#### [Description of the task]
Restate every line of the material, word for word.

— start Entries shown —

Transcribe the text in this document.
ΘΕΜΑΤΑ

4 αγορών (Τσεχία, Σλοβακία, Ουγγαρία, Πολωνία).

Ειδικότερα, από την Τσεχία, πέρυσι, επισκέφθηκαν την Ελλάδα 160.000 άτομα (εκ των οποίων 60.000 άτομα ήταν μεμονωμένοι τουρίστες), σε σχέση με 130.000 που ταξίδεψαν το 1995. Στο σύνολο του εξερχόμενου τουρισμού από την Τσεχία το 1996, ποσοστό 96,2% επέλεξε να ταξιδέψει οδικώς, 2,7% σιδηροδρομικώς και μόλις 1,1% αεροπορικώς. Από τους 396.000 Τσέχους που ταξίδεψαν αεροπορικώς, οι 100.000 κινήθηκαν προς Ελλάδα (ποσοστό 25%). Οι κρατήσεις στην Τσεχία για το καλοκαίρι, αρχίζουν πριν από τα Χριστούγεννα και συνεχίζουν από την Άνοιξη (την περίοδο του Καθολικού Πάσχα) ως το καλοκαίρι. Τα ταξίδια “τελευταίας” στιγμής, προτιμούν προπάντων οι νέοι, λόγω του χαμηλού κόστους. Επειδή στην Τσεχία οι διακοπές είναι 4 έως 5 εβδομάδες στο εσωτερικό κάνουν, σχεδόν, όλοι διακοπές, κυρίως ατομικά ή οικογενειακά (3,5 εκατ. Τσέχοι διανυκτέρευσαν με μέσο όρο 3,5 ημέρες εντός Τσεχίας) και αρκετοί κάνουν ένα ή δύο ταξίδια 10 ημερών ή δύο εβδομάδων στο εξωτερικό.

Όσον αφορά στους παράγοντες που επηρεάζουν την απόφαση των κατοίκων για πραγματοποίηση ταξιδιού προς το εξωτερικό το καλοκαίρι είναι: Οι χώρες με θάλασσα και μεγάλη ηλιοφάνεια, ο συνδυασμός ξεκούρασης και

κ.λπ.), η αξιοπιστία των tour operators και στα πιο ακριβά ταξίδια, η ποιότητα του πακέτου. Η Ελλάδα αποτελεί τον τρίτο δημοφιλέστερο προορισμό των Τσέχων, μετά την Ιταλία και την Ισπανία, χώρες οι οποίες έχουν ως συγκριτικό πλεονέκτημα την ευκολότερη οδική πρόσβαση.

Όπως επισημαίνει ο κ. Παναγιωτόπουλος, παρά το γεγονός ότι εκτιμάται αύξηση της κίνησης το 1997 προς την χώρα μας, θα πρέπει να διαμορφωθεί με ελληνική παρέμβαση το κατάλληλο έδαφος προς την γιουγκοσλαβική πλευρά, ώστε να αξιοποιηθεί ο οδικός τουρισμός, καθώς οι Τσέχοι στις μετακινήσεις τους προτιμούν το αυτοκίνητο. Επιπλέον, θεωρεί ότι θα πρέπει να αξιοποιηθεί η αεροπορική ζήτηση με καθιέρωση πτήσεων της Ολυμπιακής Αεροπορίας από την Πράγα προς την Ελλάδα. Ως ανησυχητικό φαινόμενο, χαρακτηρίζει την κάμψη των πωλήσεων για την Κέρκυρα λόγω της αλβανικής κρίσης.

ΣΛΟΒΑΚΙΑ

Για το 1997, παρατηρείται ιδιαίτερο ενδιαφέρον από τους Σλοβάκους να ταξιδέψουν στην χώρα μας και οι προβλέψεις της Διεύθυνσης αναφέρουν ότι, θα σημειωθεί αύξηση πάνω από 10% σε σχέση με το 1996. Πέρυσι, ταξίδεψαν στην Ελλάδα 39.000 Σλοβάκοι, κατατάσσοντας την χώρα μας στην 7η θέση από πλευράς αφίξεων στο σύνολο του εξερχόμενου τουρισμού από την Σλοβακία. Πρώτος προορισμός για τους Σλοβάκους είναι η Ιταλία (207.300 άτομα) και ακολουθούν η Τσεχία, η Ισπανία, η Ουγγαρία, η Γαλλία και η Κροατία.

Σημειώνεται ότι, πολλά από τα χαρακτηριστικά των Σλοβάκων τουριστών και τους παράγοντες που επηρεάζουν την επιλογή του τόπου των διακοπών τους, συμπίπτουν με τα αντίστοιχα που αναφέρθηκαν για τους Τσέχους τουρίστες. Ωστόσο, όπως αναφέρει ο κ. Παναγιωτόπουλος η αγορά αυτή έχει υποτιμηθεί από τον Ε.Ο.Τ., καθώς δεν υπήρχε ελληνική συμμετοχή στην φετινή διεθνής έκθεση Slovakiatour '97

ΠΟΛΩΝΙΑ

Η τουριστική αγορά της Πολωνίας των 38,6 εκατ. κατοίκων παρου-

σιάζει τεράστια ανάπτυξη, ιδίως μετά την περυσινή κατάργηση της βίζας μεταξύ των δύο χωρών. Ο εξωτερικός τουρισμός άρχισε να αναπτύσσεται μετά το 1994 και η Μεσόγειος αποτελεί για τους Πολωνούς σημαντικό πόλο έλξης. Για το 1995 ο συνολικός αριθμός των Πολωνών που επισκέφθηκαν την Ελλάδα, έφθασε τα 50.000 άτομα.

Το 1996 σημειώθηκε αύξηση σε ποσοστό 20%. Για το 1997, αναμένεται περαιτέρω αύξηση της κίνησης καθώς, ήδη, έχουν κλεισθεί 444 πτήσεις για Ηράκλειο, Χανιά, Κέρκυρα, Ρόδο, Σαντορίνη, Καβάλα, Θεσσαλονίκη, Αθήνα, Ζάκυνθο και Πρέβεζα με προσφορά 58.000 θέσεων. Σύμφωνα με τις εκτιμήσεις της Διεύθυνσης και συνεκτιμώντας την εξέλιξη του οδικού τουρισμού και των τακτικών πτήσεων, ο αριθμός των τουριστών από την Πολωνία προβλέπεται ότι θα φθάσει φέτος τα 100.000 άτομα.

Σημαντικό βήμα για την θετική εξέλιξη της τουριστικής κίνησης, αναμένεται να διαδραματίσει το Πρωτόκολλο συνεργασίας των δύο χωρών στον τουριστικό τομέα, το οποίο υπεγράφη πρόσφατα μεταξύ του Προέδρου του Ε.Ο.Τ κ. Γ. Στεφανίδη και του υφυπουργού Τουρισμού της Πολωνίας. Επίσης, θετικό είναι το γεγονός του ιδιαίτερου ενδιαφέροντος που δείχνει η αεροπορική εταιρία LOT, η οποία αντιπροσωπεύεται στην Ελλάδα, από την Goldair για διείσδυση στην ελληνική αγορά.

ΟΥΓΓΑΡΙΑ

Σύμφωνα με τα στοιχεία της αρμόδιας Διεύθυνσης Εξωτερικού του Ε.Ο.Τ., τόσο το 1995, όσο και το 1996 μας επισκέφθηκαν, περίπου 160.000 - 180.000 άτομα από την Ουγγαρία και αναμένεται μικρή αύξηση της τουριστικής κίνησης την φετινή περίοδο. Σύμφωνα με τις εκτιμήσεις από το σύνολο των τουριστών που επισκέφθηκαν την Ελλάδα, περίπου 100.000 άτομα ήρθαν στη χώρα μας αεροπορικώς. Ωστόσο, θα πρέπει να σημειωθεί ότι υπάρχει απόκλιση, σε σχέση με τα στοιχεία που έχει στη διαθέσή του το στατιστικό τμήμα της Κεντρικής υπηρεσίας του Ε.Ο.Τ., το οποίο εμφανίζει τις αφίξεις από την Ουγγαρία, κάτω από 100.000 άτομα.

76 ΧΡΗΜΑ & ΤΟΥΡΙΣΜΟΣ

— end Entries shown —

#### [Solution to the exercise]
Transcribe the text in this document.
ΘΕΜΑΤΑ

4 αγορών (Τσεχία, Σλοβακία, Ουγγαρία, Πολωνία).

Ειδικότερα, από την Τσεχία, πέρυσι, επισκέφθηκαν την Ελλάδα 160.000 άτομα (εκ των οποίων 60.000 άτομα ήταν μεμονωμένοι τουρίστες), σε σχέση με 130.000 που ταξίδεψαν το 1995. Στο σύνολο του εξερχόμενου τουρισμού από την Τσεχία το 1996, ποσοστό 96,2% επέλεξε να ταξιδέψει οδικώς, 2,7% σιδηροδρομικώς και μόλις 1,1% αεροπορικώς. Από τους 396.000 Τσέχους που ταξίδεψαν αεροπορικώς, οι 100.000 κινήθηκαν προς Ελλάδα (ποσοστό 25%). Οι κρατήσεις στην Τσεχία για το καλοκαίρι, αρχίζουν πριν από τα Χριστούγεννα και συνεχίζουν από την Άνοιξη (την περίοδο του Καθολικού Πάσχα) ως το καλοκαίρι. Τα ταξίδια “τελευταίας” στιγμής, προτιμούν προπάντων οι νέοι, λόγω του χαμηλού κόστους. Επειδή στην Τσεχία οι διακοπές είναι 4 έως 5 εβδομάδες στο εσωτερικό κάνουν, σχεδόν, όλοι διακοπές, κυρίως ατομικά ή οικογενειακά (3,5 εκατ. Τσέχοι διανυκτέρευσαν με μέσο όρο 3,5 ημέρες εντός Τσεχίας) και αρκετοί κάνουν ένα ή δύο ταξίδια 10 ημερών ή δύο εβδομάδων στο εξωτερικό.

Όσον αφορά στους παράγοντες που επηρεάζουν την απόφαση των κατοίκων για πραγματοποίηση ταξιδιού προς το εξωτερικό το καλοκαίρι είναι: Οι χώρες με θάλασσα και μεγάλη ηλιοφάνεια, ο συνδυασμός ξεκούρασης και

κ.λπ.), η αξιοπιστία των tour operators και στα πιο ακριβά ταξίδια, η ποιότητα του πακέτου. Η Ελλάδα αποτελεί τον τρίτο δημοφιλέστερο προορισμό των Τσέχων, μετά την Ιταλία και την Ισπανία, χώρες οι οποίες έχουν ως συγκριτικό πλεονέκτημα την ευκολότερη οδική πρόσβαση.

Όπως επισημαίνει ο κ. Παναγιωτόπουλος, παρά το γεγονός ότι εκτιμάται αύξηση της κίνησης το 1997 προς την χώρα μας, θα πρέπει να διαμορφωθεί με ελληνική παρέμβαση το κατάλληλο έδαφος προς την γιουγκοσλαβική πλευρά, ώστε να αξιοποιηθεί ο οδικός τουρισμός, καθώς οι Τσέχοι στις μετακινήσεις τους προτιμούν το αυτοκίνητο. Επιπλέον, θεωρεί ότι θα πρέπει να αξιοποιηθεί η αεροπορική ζήτηση με καθιέρωση πτήσεων της Ολυμπιακής Αεροπορίας από την Πράγα προς την Ελλάδα. Ως ανησυχητικό φαινόμενο, χαρακτηρίζει την κάμψη των πωλήσεων για την Κέρκυρα λόγω της αλβανικής κρίσης.

ΣΛΟΒΑΚΙΑ

Για το 1997, παρατηρείται ιδιαίτερο ενδιαφέρον από τους Σλοβάκους να ταξιδέψουν στην χώρα μας και οι προβλέψεις της Διεύθυνσης αναφέρουν ότι, θα σημειωθεί αύξηση πάνω από 10% σε σχέση με το 1996. Πέρυσι, ταξίδεψαν στην Ελλάδα 39.000 Σλοβάκοι, κατατάσσοντας την χώρα μας στην 7η θέση από πλευράς αφίξεων στο σύνολο του εξερχόμενου τουρισμού από την Σλοβακία. Πρώτος προορισμός για τους Σλοβάκους είναι η Ιταλία (207.300 άτομα) και ακολουθούν η Τσεχία, η Ισπανία, η Ουγγαρία, η Γαλλία και η Κροατία.

Σημειώνεται ότι, πολλά από τα χαρακτηριστικά των Σλοβάκων τουριστών και τους παράγοντες που επηρεάζουν την επιλογή του τόπου των διακοπών τους, συμπίπτουν με τα αντίστοιχα που αναφέρθηκαν για τους Τσέχους τουρίστες. Ωστόσο, όπως αναφέρει ο κ. Παναγιωτόπουλος η αγορά αυτή έχει υποτιμηθεί από τον Ε.Ο.Τ., καθώς δεν υπήρχε ελληνική συμμετοχή στην φετινή διεθνής έκθεση Slovakiatour '97

ΠΟΛΩΝΙΑ

Η τουριστική αγορά της Πολωνίας των 38,6 εκατ. κατοίκων παρου-

σιάζει τεράστια ανάπτυξη, ιδίως μετά την περυσινή κατάργηση της βίζας μεταξύ των δύο χωρών. Ο εξωτερικός τουρισμός άρχισε να αναπτύσσεται μετά το 1994 και η Μεσόγειος αποτελεί για τους Πολωνούς σημαντικό πόλο έλξης. Για το 1995 ο συνολικός αριθμός των Πολωνών που επισκέφθηκαν την Ελλάδα, έφθασε τα 50.000 άτομα.

Το 1996 σημειώθηκε αύξηση σε ποσοστό 20%. Για το 1997, αναμένεται περαιτέρω αύξηση της κίνησης καθώς, ήδη, έχουν κλεισθεί 444 πτήσεις για Ηράκλειο, Χανιά, Κέρκυρα, Ρόδο, Σαντορίνη, Καβάλα, Θεσσαλονίκη, Αθήνα, Ζάκυνθο και Πρέβεζα με προσφορά 58.000 θέσεων. Σύμφωνα με τις εκτιμήσεις της Διεύθυνσης και συνεκτιμώντας την εξέλιξη του οδικού τουρισμού και των τακτικών πτήσεων, ο αριθμός των τουριστών από την Πολωνία προβλέπεται ότι θα φθάσει φέτος τα 100.000 άτομα.

Σημαντικό βήμα για την θετική εξέλιξη της τουριστικής κίνησης, αναμένεται να διαδραματίσει το Πρωτόκολλο συνεργασίας των δύο χωρών στον τουριστικό τομέα, το οποίο υπεγράφη πρόσφατα μεταξύ του Προέδρου του Ε.Ο.Τ κ. Γ. Στεφανίδη και του υφυπουργού Τουρισμού της Πολωνίας. Επίσης, θετικό είναι το γεγονός του ιδιαίτερου ενδιαφέροντος που δείχνει η αεροπορική εταιρία LOT, η οποία αντιπροσωπεύεται στην Ελλάδα, από την Goldair για διείσδυση στην ελληνική αγορά.

ΟΥΓΓΑΡΙΑ

Σύμφωνα με τα στοιχεία της αρμόδιας Διεύθυνσης Εξωτερικού του Ε.Ο.Τ., τόσο το 1995, όσο και το 1996 μας επισκέφθηκαν, περίπου 160.000 - 180.000 άτομα από την Ουγγαρία και αναμένεται μικρή αύξηση της τουριστικής κίνησης την φετινή περίοδο. Σύμφωνα με τις εκτιμήσεις από το σύνολο των τουριστών που επισκέφθηκαν την Ελλάδα, περίπου 100.000 άτομα ήρθαν στη χώρα μας αεροπορικώς. Ωστόσο, θα πρέπει να σημειωθεί ότι υπάρχει απόκλιση, σε σχέση με τα στοιχεία που έχει στη διαθέσή του το στατιστικό τμήμα της Κεντρικής υπηρεσίας του Ε.Ο.Τ., το οποίο εμφανίζει τις αφίξεις από την Ουγγαρία, κάτω από 100.000 άτομα.

76 ΧΡΗΜΑ & ΤΟΥΡΙΣΜΟΣ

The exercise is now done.